**What you need to do:**
Reproduce the whole listing, character for character.

──────── Provided records ────────

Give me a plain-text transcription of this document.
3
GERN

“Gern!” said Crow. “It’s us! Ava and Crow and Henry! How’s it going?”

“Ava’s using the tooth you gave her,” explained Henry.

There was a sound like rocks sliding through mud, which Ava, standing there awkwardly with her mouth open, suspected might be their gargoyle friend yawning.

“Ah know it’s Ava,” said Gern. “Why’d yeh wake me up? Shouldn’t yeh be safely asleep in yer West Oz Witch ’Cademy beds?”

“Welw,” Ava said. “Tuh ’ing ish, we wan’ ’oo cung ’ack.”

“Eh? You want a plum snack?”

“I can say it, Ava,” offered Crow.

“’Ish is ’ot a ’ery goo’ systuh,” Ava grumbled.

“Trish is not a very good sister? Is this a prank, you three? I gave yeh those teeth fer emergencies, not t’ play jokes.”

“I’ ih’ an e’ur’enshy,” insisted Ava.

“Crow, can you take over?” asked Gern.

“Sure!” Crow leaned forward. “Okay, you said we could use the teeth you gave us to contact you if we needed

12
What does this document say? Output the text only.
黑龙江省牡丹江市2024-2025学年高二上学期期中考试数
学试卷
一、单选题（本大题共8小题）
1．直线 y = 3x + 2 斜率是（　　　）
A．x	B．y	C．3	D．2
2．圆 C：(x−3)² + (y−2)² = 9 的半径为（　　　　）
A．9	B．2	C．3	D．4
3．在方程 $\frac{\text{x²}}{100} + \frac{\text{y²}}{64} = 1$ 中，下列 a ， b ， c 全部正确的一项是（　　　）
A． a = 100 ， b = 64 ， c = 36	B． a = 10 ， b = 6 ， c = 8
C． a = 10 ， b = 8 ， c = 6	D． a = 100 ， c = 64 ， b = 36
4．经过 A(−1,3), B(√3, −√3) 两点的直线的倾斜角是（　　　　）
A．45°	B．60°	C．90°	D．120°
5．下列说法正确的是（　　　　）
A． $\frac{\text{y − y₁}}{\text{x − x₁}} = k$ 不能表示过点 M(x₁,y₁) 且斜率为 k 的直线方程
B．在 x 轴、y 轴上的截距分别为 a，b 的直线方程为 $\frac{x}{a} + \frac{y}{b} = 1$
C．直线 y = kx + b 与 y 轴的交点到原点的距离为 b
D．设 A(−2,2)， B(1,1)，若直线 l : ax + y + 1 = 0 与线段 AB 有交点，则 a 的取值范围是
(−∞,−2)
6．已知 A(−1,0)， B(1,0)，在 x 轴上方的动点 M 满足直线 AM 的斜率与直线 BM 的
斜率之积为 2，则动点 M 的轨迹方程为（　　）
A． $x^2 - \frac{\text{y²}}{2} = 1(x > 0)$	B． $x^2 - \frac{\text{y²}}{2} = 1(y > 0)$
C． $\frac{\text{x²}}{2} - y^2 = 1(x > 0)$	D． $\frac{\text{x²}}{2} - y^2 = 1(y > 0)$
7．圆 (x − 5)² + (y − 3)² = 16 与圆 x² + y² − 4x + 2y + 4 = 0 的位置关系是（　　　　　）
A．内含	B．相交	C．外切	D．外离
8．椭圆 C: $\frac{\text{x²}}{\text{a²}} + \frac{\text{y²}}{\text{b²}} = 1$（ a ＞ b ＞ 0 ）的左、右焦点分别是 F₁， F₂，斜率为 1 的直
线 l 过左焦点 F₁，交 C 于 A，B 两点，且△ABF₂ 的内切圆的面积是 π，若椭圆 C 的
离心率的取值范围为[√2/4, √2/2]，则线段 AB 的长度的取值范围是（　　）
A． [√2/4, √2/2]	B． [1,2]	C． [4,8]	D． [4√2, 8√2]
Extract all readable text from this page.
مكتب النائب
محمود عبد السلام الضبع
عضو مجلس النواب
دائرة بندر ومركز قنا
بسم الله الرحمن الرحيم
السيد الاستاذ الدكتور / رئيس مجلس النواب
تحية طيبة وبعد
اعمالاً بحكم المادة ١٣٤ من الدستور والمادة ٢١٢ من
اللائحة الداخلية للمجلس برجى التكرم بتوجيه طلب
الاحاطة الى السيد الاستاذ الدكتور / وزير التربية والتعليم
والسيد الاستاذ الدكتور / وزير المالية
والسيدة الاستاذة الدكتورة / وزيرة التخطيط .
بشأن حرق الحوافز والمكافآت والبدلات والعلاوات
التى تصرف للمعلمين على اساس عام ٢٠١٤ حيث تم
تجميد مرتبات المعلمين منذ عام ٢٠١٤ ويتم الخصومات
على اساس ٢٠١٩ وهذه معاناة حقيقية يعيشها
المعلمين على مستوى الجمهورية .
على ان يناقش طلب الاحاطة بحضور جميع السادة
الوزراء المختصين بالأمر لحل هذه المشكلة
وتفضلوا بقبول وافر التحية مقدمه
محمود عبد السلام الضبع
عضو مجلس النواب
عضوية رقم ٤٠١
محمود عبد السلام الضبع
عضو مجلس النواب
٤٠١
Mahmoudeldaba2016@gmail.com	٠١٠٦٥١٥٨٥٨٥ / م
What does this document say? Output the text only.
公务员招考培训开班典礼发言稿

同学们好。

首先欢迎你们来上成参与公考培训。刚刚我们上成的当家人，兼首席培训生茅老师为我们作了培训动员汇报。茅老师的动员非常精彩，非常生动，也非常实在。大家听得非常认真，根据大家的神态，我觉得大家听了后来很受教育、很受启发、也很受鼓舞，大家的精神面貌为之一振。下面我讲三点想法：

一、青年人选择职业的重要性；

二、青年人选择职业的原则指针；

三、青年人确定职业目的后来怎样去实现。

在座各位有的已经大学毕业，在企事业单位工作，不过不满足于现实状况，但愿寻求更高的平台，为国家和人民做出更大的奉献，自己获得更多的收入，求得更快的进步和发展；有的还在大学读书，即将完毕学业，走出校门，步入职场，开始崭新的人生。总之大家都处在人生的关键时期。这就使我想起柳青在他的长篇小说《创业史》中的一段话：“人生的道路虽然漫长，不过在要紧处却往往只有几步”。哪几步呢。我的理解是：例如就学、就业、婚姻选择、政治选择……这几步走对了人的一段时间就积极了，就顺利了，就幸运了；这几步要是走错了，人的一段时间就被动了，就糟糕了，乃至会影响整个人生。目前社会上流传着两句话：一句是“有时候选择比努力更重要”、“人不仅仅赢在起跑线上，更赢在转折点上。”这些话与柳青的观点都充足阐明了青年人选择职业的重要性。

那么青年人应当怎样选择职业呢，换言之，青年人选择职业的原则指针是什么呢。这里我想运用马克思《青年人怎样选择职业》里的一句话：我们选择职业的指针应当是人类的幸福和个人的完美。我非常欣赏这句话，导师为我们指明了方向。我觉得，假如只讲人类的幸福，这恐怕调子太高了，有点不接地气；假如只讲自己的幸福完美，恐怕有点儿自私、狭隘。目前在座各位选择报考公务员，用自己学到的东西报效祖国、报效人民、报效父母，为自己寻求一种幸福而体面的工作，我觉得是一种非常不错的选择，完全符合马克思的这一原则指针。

────────

**Written response:**
Give me a plain-text transcription of this document.
3
GERN

“Gern!” said Crow. “It’s us! Ava and Crow and Henry! How’s it going?”

“Ava’s using the tooth you gave her,” explained Henry.

There was a sound like rocks sliding through mud, which Ava, standing there awkwardly with her mouth open, suspected might be their gargoyle friend yawning.

“Ah know it’s Ava,” said Gern. “Why’d yeh wake me up? Shouldn’t yeh be safely asleep in yer West Oz Witch ’Cademy beds?”

“Welw,” Ava said. “Tuh ’ing ish, we wan’ ’oo cung ’ack.”

“Eh? You want a plum snack?”

“I can say it, Ava,” offered Crow.

“’Ish is ’ot a ’ery goo’ systuh,” Ava grumbled.

“Trish is not a very good sister? Is this a prank, you three? I gave yeh those teeth fer emergencies, not t’ play jokes.”

“I’ ih’ an e’ur’enshy,” insisted Ava.

“Crow, can you take over?” asked Gern.

“Sure!” Crow leaned forward. “Okay, you said we could use the teeth you gave us to contact you if we needed

12
What does this document say? Output the text only.
黑龙江省牡丹江市2024-2025学年高二上学期期中考试数
学试卷
一、单选题（本大题共8小题）
1．直线 y = 3x + 2 斜率是（　　　）
A．x	B．y	C．3	D．2
2．圆 C：(x−3)² + (y−2)² = 9 的半径为（　　　　）
A．9	B．2	C．3	D．4
3．在方程 $\frac{\text{x²}}{100} + \frac{\text{y²}}{64} = 1$ 中，下列 a ， b ， c 全部正确的一项是（　　　）
A． a = 100 ， b = 64 ， c = 36	B． a = 10 ， b = 6 ， c = 8
C． a = 10 ， b = 8 ， c = 6	D． a = 100 ， c = 64 ， b = 36
4．经过 A(−1,3), B(√3, −√3) 两点的直线的倾斜角是（　　　　）
A．45°	B．60°	C．90°	D．120°
5．下列说法正确的是（　　　　）
A． $\frac{\text{y − y₁}}{\text{x − x₁}} = k$ 不能表示过点 M(x₁,y₁) 且斜率为 k 的直线方程
B．在 x 轴、y 轴上的截距分别为 a，b 的直线方程为 $\frac{x}{a} + \frac{y}{b} = 1$
C．直线 y = kx + b 与 y 轴的交点到原点的距离为 b
D．设 A(−2,2)， B(1,1)，若直线 l : ax + y + 1 = 0 与线段 AB 有交点，则 a 的取值范围是
(−∞,−2)
6．已知 A(−1,0)， B(1,0)，在 x 轴上方的动点 M 满足直线 AM 的斜率与直线 BM 的
斜率之积为 2，则动点 M 的轨迹方程为（　　）
A． $x^2 - \frac{\text{y²}}{2} = 1(x > 0)$	B． $x^2 - \frac{\text{y²}}{2} = 1(y > 0)$
C． $\frac{\text{x²}}{2} - y^2 = 1(x > 0)$	D． $\frac{\text{x²}}{2} - y^2 = 1(y > 0)$
7．圆 (x − 5)² + (y − 3)² = 16 与圆 x² + y² − 4x + 2y + 4 = 0 的位置关系是（　　　　　）
A．内含	B．相交	C．外切	D．外离
8．椭圆 C: $\frac{\text{x²}}{\text{a²}} + \frac{\text{y²}}{\text{b²}} = 1$（ a ＞ b ＞ 0 ）的左、右焦点分别是 F₁， F₂，斜率为 1 的直
线 l 过左焦点 F₁，交 C 于 A，B 两点，且△ABF₂ 的内切圆的面积是 π，若椭圆 C 的
离心率的取值范围为[√2/4, √2/2]，则线段 AB 的长度的取值范围是（　　）
A． [√2/4, √2/2]	B． [1,2]	C． [4,8]	D． [4√2, 8√2]
Extract all readable text from this page.
مكتب النائب
محمود عبد السلام الضبع
عضو مجلس النواب
دائرة بندر ومركز قنا
بسم الله الرحمن الرحيم
السيد الاستاذ الدكتور / رئيس مجلس النواب
تحية طيبة وبعد
اعمالاً بحكم المادة ١٣٤ من الدستور والمادة ٢١٢ من
اللائحة الداخلية للمجلس برجى التكرم بتوجيه طلب
الاحاطة الى السيد الاستاذ الدكتور / وزير التربية والتعليم
والسيد الاستاذ الدكتور / وزير المالية
والسيدة الاستاذة الدكتورة / وزيرة التخطيط .
بشأن حرق الحوافز والمكافآت والبدلات والعلاوات
التى تصرف للمعلمين على اساس عام ٢٠١٤ حيث تم
تجميد مرتبات المعلمين منذ عام ٢٠١٤ ويتم الخصومات
على اساس ٢٠١٩ وهذه معاناة حقيقية يعيشها
المعلمين على مستوى الجمهورية .
على ان يناقش طلب الاحاطة بحضور جميع السادة
الوزراء المختصين بالأمر لحل هذه المشكلة
وتفضلوا بقبول وافر التحية مقدمه
محمود عبد السلام الضبع
عضو مجلس النواب
عضوية رقم ٤٠١
محمود عبد السلام الضبع
عضو مجلس النواب
٤٠١
Mahmoudeldaba2016@gmail.com	٠١٠٦٥١٥٨٥٨٥ / م
What does this document say? Output the text only.
公务员招考培训开班典礼发言稿

同学们好。

首先欢迎你们来上成参与公考培训。刚刚我们上成的当家人，兼首席培训生茅老师为我们作了培训动员汇报。茅老师的动员非常精彩，非常生动，也非常实在。大家听得非常认真，根据大家的神态，我觉得大家听了后来很受教育、很受启发、也很受鼓舞，大家的精神面貌为之一振。下面我讲三点想法：

一、青年人选择职业的重要性；

二、青年人选择职业的原则指针；

三、青年人确定职业目的后来怎样去实现。

在座各位有的已经大学毕业，在企事业单位工作，不过不满足于现实状况，但愿寻求更高的平台，为国家和人民做出更大的奉献，自己获得更多的收入，求得更快的进步和发展；有的还在大学读书，即将完毕学业，走出校门，步入职场，开始崭新的人生。总之大家都处在人生的关键时期。这就使我想起柳青在他的长篇小说《创业史》中的一段话：“人生的道路虽然漫长，不过在要紧处却往往只有几步”。哪几步呢。我的理解是：例如就学、就业、婚姻选择、政治选择……这几步走对了人的一段时间就积极了，就顺利了，就幸运了；这几步要是走错了，人的一段时间就被动了，就糟糕了，乃至会影响整个人生。目前社会上流传着两句话：一句是“有时候选择比努力更重要”、“人不仅仅赢在起跑线上，更赢在转折点上。”这些话与柳青的观点都充足阐明了青年人选择职业的重要性。

那么青年人应当怎样选择职业呢，换言之，青年人选择职业的原则指针是什么呢。这里我想运用马克思《青年人怎样选择职业》里的一句话：我们选择职业的指针应当是人类的幸福和个人的完美。我非常欣赏这句话，导师为我们指明了方向。我觉得，假如只讲人类的幸福，这恐怕调子太高了，有点不接地气；假如只讲自己的幸福完美，恐怕有点儿自私、狭隘。目前在座各位选择报考公务员，用自己学到的东西报效祖国、报效人民、报效父母，为自己寻求一种幸福而体面的工作，我觉得是一种非常不错的选择，完全符合马克思的这一原则指针。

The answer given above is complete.